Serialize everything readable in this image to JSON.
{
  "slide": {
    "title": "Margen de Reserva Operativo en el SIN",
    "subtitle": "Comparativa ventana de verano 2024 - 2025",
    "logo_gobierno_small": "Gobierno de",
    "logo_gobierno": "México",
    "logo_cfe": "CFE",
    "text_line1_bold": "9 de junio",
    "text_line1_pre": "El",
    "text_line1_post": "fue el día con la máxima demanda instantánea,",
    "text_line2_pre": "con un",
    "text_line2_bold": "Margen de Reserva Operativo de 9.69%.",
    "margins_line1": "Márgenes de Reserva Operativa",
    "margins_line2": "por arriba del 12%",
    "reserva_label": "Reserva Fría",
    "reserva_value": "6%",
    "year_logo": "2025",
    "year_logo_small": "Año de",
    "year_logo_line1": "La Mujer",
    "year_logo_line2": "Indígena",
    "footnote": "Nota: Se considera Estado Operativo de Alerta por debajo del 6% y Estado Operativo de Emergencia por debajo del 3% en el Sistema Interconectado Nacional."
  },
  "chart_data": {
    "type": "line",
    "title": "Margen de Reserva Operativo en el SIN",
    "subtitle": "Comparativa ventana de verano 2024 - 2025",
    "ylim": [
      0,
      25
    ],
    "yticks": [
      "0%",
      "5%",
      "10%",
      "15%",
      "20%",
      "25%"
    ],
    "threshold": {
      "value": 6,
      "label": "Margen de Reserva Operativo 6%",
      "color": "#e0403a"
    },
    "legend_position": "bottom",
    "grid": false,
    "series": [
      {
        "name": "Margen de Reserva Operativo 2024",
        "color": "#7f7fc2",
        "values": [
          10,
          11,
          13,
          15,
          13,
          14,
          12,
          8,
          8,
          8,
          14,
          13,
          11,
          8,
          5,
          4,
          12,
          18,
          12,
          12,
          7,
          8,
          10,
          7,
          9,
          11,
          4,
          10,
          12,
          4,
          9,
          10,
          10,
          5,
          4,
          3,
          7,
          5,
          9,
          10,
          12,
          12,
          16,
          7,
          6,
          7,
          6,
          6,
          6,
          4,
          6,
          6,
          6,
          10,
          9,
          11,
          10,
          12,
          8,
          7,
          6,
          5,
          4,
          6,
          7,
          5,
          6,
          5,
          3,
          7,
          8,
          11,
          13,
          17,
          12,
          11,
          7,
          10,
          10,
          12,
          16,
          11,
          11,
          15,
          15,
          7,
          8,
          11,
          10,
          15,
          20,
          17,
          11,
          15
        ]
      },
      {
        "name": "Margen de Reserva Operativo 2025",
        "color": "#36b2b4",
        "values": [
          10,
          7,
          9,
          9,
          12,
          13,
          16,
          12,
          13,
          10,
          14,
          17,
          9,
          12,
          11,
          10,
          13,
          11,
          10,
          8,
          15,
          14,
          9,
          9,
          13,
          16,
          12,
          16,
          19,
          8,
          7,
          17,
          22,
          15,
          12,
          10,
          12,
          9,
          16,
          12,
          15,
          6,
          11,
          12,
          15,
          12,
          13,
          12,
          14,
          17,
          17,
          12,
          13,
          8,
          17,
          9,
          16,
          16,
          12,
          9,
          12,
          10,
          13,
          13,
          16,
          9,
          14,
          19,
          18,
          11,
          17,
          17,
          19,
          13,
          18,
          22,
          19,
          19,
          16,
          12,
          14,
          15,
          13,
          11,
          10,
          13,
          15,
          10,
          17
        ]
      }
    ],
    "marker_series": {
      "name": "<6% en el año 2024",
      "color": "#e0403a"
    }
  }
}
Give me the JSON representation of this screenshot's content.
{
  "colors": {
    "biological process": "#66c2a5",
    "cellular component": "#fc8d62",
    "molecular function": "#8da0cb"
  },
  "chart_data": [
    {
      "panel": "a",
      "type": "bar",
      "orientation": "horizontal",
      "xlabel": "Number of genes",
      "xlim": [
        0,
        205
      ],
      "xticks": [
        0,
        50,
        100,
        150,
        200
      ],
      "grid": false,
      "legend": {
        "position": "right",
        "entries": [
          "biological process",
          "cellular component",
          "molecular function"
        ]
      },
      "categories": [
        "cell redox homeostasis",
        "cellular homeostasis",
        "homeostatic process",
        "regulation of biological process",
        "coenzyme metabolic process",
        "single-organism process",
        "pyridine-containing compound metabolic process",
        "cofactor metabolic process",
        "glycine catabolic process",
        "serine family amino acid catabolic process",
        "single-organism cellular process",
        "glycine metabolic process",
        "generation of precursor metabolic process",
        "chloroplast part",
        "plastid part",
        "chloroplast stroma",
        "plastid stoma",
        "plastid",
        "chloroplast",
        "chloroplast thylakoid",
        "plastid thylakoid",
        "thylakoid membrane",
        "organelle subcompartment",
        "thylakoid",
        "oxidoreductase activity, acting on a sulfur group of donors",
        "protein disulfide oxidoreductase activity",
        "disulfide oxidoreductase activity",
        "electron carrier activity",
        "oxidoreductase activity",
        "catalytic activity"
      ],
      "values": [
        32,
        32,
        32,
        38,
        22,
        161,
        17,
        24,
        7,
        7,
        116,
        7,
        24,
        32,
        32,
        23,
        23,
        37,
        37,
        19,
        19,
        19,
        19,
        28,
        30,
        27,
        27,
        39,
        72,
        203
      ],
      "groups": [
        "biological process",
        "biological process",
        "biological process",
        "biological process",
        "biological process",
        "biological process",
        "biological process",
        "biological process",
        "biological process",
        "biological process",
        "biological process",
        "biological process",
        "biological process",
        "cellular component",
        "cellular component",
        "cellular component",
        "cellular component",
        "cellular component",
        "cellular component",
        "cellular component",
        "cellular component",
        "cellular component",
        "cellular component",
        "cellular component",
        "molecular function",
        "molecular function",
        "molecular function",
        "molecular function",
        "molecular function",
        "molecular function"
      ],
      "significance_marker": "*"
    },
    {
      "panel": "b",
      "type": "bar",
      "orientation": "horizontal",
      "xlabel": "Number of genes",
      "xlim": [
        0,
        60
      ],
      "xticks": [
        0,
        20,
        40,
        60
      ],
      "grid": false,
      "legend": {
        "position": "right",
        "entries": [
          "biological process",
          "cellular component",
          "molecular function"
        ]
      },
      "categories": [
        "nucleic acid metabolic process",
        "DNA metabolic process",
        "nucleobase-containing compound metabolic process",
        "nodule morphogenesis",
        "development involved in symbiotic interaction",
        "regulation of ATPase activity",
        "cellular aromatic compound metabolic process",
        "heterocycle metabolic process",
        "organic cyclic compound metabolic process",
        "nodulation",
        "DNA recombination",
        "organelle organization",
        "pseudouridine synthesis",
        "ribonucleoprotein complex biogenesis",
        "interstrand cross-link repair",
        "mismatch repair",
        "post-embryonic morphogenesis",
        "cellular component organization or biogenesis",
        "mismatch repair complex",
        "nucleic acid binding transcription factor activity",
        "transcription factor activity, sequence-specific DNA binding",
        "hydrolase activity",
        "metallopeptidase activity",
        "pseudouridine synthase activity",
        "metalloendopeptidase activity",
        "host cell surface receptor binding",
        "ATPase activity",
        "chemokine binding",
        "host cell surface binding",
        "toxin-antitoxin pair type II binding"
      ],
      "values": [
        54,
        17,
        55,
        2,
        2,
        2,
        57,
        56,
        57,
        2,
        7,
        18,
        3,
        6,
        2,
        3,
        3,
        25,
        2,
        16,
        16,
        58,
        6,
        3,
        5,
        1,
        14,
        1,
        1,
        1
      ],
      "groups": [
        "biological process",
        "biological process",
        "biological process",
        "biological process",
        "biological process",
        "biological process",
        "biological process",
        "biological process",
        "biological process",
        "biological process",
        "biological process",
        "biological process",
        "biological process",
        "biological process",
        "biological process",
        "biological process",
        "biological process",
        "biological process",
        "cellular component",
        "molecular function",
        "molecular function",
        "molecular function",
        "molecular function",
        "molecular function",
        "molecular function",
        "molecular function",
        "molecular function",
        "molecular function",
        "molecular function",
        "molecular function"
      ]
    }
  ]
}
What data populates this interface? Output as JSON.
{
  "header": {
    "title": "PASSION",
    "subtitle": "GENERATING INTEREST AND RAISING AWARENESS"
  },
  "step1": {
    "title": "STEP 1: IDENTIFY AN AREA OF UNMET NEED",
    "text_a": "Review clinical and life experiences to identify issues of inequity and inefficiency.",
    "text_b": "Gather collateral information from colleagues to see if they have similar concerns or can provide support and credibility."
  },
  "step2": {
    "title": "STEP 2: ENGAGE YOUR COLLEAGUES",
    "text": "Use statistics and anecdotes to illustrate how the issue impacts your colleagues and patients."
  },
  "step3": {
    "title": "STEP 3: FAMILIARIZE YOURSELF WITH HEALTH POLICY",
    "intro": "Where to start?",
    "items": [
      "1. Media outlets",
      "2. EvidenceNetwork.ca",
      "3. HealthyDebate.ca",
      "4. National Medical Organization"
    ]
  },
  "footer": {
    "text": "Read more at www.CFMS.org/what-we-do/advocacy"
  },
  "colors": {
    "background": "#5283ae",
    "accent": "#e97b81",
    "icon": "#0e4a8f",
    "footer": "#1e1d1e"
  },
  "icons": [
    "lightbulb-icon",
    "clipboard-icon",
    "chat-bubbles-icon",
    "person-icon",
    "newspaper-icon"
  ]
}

WHAT THE EXERCISE ASKS: Find the word "plastid" in the entries, then copy out every line that has it.

SOLUTION FOR THIS PROBLEM:
        "plastid part",
        "plastid stoma",
        "plastid",
        "plastid thylakoid",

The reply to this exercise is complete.